##### Input data
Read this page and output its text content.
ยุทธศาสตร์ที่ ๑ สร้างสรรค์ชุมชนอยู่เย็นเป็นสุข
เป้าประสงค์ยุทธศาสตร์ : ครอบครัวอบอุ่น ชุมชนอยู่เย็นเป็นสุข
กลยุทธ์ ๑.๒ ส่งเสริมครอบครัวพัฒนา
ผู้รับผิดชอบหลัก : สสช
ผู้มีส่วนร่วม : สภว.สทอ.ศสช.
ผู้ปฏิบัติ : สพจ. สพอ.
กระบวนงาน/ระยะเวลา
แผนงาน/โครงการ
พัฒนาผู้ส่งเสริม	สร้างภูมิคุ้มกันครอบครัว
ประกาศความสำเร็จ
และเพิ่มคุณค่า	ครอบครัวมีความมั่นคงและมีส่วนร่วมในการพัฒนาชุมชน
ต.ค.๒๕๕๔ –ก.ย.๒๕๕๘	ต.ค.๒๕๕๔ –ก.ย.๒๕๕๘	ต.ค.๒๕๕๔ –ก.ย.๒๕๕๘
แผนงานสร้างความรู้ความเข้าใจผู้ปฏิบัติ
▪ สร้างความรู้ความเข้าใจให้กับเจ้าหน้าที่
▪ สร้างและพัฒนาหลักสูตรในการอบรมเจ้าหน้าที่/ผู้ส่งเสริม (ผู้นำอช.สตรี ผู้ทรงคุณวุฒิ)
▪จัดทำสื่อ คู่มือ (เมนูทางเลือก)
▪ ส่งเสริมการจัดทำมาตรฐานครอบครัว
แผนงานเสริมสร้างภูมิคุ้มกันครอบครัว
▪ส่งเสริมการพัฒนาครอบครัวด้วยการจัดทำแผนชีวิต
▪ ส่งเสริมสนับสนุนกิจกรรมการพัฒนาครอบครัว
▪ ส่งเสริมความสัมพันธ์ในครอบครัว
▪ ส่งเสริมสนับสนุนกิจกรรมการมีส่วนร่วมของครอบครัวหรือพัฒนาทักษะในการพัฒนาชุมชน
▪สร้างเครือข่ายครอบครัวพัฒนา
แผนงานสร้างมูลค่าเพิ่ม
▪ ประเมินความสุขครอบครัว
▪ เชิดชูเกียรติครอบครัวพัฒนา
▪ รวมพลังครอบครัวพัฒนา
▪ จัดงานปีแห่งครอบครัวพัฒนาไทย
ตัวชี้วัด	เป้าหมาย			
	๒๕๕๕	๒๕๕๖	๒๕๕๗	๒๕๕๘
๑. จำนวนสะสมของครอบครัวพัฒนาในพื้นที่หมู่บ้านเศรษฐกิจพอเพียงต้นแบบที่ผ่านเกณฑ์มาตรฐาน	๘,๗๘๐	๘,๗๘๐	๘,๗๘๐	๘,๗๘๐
##########
• **Set problem**
Pull out all lines from the entries above that include the word "ฒนาช".

• **Completed task**
และเพิ่มคุณค่า	ครอบครัวมีความมั่นคงและมีส่วนร่วมในการพัฒนาชุมชน
▪ ส่งเสริมสนับสนุนกิจกรรมการมีส่วนร่วมของครอบครัวหรือพัฒนาทักษะในการพัฒนาชุมชน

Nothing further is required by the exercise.